**PROBLEM TO WORK ON:** Exactly as written, retype the listing below, omitting the pictures.

--- start of SOURCE MATERIAL ---

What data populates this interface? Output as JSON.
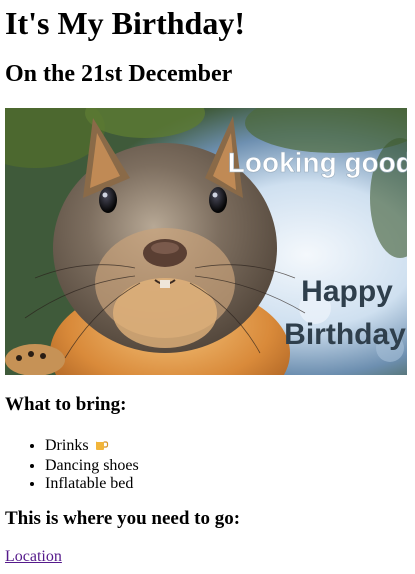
{
  "header": {
    "title": "It's My Birthday!",
    "date_line": "On the 21st December"
  },
  "photo": {
    "subject": "squirrel",
    "overlay_top": "Looking good!",
    "overlay_line1": "Happy",
    "overlay_line2": "Birthday",
    "overlay_color": "#2f3f4c"
  },
  "bring": {
    "heading": "What to bring:",
    "items": [
      {
        "label": "Drinks",
        "icon": "beer-mug-icon"
      },
      {
        "label": "Dancing shoes"
      },
      {
        "label": "Inflatable bed"
      }
    ]
  },
  "directions": {
    "heading": "This is where you need to go:",
    "link_label": "Location",
    "link_color": "#551a8b"
  }
}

--- end of SOURCE MATERIAL ---

**EXERCISE OUTPUT:**
What data populates this interface? Output as JSON.
{
  "header": {
    "title": "It's My Birthday!",
    "date_line": "On the 21st December"
  },
  "photo": {
    "subject": "squirrel",
    "overlay_top": "Looking good!",
    "overlay_line1": "Happy",
    "overlay_line2": "Birthday",
    "overlay_color": "#2f3f4c"
  },
  "bring": {
    "heading": "What to bring:",
    "items": [
      {
        "label": "Drinks",
        "icon": "beer-mug-icon"
      },
      {
        "label": "Dancing shoes"
      },
      {
        "label": "Inflatable bed"
      }
    ]
  },
  "directions": {
    "heading": "This is where you need to go:",
    "link_label": "Location",
    "link_color": "#551a8b"
  }
}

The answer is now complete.